*ZADANIE DO WYKONANIA*:
Policz wiersze poniższych danych, w których występuje ciąg „remove”, z rozróżnieniem wielkości liter. Podaj tylko liczbę.

*PRZEDSTAWIONE DANE*:
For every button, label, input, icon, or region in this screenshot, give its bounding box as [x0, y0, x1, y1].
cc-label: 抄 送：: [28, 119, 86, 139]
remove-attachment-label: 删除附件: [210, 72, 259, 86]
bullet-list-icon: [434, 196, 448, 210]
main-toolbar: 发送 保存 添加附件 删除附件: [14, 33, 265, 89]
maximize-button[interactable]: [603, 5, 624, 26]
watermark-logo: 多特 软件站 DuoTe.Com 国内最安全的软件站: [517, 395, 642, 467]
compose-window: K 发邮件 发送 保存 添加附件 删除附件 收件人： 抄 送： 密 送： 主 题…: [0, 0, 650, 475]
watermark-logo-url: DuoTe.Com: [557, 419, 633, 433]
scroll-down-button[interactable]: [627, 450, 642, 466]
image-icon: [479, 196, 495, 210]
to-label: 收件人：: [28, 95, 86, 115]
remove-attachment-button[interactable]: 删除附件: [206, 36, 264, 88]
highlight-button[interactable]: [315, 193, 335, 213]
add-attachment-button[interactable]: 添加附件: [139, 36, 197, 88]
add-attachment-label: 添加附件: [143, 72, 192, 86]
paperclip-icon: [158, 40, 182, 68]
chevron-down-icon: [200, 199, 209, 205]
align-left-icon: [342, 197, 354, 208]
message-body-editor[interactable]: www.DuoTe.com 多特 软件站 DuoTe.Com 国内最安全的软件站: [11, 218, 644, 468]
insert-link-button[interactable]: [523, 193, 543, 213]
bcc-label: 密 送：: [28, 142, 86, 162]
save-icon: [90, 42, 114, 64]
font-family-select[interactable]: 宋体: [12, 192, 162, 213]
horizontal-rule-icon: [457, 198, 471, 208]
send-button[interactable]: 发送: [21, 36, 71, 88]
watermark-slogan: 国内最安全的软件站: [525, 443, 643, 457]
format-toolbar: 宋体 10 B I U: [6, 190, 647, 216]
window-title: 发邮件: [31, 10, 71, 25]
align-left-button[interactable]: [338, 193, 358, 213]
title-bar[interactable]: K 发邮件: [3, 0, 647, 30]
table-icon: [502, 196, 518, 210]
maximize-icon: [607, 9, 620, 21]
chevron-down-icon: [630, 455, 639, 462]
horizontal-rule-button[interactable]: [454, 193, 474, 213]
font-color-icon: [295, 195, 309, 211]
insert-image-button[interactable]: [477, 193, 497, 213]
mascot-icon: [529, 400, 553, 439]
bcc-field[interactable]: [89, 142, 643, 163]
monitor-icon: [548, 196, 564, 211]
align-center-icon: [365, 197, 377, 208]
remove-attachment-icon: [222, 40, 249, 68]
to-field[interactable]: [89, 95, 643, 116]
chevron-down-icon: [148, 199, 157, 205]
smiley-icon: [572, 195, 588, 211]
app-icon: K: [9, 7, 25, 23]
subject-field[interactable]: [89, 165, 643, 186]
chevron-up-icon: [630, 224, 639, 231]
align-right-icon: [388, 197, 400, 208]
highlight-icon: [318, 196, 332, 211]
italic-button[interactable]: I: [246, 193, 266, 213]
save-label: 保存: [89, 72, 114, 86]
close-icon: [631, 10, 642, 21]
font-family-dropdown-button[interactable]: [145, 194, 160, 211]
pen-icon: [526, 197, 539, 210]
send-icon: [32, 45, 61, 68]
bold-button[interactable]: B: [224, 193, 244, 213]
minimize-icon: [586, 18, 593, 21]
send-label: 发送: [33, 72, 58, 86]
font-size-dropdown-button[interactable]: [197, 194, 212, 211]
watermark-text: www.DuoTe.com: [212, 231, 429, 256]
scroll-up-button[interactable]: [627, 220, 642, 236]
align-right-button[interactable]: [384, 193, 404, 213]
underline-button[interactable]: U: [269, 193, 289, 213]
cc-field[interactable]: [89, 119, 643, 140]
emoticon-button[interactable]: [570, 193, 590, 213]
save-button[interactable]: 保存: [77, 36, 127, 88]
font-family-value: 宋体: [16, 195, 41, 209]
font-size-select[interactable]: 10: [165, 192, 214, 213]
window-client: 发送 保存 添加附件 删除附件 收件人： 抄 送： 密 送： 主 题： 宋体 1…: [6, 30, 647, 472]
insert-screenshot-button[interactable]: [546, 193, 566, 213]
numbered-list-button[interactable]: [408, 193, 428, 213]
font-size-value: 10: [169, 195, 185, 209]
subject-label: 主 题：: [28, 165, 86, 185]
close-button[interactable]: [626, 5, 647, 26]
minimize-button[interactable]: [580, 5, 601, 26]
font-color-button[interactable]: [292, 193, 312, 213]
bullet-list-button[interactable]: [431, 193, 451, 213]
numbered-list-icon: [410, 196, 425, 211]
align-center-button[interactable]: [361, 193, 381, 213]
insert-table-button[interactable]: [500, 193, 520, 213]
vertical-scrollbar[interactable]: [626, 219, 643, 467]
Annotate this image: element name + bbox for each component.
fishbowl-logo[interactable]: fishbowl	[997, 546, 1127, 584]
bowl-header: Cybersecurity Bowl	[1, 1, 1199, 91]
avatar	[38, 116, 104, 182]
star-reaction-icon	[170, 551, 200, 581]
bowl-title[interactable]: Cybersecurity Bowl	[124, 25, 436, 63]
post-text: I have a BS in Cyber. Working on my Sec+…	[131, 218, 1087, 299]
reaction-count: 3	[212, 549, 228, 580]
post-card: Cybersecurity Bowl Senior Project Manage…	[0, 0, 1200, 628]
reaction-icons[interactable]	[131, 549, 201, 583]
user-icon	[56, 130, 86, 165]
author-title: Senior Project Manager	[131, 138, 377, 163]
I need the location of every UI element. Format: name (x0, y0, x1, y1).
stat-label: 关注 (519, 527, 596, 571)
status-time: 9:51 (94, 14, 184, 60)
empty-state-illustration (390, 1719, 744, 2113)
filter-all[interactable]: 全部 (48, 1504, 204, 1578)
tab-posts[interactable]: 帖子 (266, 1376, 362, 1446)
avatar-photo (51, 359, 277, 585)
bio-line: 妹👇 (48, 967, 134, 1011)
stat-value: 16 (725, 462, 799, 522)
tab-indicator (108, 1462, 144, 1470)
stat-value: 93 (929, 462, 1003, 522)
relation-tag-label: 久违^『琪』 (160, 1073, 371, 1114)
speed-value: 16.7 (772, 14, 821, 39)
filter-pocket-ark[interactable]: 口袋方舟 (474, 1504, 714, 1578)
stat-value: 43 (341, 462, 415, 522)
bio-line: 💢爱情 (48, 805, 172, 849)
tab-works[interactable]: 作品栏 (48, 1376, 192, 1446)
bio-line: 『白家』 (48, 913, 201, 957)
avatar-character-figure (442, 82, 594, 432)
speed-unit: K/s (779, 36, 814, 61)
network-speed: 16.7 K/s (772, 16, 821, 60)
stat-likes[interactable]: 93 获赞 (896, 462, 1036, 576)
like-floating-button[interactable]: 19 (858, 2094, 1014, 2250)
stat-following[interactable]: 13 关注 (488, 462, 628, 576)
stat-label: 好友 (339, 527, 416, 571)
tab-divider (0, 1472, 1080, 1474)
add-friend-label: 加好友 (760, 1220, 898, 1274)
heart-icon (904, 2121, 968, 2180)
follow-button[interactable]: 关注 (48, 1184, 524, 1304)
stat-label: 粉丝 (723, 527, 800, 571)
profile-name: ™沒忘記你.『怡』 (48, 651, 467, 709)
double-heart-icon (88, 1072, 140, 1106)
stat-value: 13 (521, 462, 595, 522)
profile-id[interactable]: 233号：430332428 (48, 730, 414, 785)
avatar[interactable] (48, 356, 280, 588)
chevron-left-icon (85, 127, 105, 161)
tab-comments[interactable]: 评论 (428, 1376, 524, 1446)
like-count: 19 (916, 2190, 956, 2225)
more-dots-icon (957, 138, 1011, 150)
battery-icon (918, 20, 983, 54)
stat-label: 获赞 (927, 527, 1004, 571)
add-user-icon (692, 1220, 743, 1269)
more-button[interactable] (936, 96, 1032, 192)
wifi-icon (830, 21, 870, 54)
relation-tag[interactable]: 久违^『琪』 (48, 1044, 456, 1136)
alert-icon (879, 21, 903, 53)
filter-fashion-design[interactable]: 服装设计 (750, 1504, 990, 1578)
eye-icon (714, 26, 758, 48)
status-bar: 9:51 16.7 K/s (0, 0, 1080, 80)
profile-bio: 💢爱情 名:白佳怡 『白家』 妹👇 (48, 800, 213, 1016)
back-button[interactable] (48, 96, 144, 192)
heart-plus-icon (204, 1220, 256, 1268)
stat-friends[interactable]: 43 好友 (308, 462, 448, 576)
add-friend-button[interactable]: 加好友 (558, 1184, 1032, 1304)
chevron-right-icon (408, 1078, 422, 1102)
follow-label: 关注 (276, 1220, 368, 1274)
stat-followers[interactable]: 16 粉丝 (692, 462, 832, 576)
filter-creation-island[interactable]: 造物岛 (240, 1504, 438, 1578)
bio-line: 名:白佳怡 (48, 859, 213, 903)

*ROZWIĄZANIE ZADANIA*:
3